● **Given text**
========================================================================
Atilla Filiz
Atilla Filiz

Reputation: 2432

What is the simplest way to map a combination of flags into an enumeration?

I have been given an enum type that looks more or less like this

enum foo{
X,
XandY,
XandZ,
XandYandZ,
none,
Y,
Z,
YandZ,
someSpecialCase,
anotherSpecialCase
};

I have several message objects that pass through a pipeline, and a particular stage decides if this message has X or not, another one decides if it has Y or not etc. Ultimately the message needs to be labeled with one of these labels. I design the message object but the enum is already defined. I don't want to assume any numerical values given to the enumerations. So I put boolean flags like hasX, hasY which can be individually set during different stages. Is there a better way than just writing a couple of layers of nested if-else clauses?

Edited for clarity
Edited again, changed the variable names.

Upvotes: 0

Views: 256

Answers (1)

Component 10
Component 10

Reputation: 10507

If I've understood the problem correctly then essentially what you are talking about is a multiplexer. i.e. combining several streams of information into one. This can be easily achieved using a look up table and the implementation of this is up to you.
========================================================================
● **Source material**
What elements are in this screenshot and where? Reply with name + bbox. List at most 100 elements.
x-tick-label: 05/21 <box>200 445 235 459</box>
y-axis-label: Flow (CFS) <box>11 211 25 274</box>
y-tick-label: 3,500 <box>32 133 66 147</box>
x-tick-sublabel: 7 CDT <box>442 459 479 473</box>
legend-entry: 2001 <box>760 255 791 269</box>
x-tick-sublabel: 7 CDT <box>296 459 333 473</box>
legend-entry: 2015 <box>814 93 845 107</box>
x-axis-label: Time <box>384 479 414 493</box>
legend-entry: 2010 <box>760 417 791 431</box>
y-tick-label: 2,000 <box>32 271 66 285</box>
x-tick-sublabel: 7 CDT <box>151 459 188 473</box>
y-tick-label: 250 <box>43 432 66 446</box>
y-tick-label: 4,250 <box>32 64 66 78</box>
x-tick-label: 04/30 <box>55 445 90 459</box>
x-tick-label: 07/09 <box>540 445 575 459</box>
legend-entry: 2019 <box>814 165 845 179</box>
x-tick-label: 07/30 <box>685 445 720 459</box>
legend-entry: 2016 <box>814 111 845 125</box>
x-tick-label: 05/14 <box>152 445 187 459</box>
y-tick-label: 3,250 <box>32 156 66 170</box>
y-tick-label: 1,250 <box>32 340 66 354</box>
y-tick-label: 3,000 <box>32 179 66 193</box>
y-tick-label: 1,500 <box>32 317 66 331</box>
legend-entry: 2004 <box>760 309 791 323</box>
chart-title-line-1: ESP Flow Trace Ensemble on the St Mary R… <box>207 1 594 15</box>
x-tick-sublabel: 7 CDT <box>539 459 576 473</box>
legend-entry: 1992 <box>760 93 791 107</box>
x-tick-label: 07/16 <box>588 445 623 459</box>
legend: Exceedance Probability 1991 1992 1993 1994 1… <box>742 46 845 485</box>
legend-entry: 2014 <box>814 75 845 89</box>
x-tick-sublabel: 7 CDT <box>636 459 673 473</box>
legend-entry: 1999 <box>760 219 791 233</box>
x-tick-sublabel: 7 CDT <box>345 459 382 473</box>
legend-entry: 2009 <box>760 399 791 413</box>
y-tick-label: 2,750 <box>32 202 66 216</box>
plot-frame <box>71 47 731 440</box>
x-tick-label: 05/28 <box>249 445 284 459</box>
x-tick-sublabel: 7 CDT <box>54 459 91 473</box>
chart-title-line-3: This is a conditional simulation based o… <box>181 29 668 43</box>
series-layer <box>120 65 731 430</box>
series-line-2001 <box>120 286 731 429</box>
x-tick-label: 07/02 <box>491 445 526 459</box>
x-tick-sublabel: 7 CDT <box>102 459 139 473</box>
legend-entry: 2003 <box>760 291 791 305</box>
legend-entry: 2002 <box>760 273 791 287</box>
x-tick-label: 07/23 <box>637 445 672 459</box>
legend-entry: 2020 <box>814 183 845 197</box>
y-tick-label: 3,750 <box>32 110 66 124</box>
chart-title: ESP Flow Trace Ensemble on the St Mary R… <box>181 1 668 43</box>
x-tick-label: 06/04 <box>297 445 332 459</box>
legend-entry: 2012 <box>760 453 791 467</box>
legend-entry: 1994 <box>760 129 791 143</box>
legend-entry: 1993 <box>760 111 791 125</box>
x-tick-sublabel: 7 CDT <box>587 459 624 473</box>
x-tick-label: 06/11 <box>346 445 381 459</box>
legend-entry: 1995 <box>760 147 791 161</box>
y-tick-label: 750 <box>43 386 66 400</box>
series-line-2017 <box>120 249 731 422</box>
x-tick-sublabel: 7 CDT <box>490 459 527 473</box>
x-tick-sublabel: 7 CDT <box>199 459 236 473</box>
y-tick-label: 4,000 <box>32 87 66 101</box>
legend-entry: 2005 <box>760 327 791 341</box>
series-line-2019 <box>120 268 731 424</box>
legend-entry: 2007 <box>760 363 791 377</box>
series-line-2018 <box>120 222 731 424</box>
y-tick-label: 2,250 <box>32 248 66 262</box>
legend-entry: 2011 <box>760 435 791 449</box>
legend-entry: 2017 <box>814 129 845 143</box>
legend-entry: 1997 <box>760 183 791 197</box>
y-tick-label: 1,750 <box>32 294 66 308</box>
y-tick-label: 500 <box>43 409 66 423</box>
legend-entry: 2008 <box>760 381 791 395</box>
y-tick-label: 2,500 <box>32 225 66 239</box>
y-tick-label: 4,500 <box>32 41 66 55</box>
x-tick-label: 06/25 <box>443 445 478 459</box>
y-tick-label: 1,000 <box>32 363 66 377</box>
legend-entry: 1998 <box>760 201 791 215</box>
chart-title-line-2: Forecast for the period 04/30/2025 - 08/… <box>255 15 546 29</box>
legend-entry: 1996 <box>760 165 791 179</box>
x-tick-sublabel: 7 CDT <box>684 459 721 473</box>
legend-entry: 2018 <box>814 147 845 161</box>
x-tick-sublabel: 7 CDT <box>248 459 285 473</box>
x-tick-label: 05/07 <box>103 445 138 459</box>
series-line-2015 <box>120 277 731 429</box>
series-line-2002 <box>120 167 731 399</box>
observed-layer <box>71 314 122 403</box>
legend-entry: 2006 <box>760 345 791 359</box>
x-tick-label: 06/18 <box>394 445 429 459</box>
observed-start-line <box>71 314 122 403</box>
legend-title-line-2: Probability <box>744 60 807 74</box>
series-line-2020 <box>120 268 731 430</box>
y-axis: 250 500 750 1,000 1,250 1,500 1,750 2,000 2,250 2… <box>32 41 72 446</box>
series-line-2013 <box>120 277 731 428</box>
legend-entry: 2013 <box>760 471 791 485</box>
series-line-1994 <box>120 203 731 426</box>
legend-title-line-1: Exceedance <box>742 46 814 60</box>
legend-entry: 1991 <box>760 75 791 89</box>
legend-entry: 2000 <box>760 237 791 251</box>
========================================================================
● **Questions**
a - In the Q&A about mapping flags to an enumeration, why does the asker keep boolean flags such as hasX and hasY on the message object instead of working with the enum's values directly?
b - Transcribe the part of the Q&A about mapping flags to an enumeration, starting with "Answers (1)" and going on through "is up to you.".

● **Results for each task**
a - The enum was already defined, and the asker does not want to assume any numerical values given to its enumerations. Boolean flags also let different pipeline stages set each one individually.

b -
Answers (1)

Component 10
Component 10

Reputation: 10507

If I've understood the problem correctly then essentially what you are talking about is a multiplexer. i.e. combining several streams of information into one. This can be easily achieved using a look up table and the implementation of this is up to you.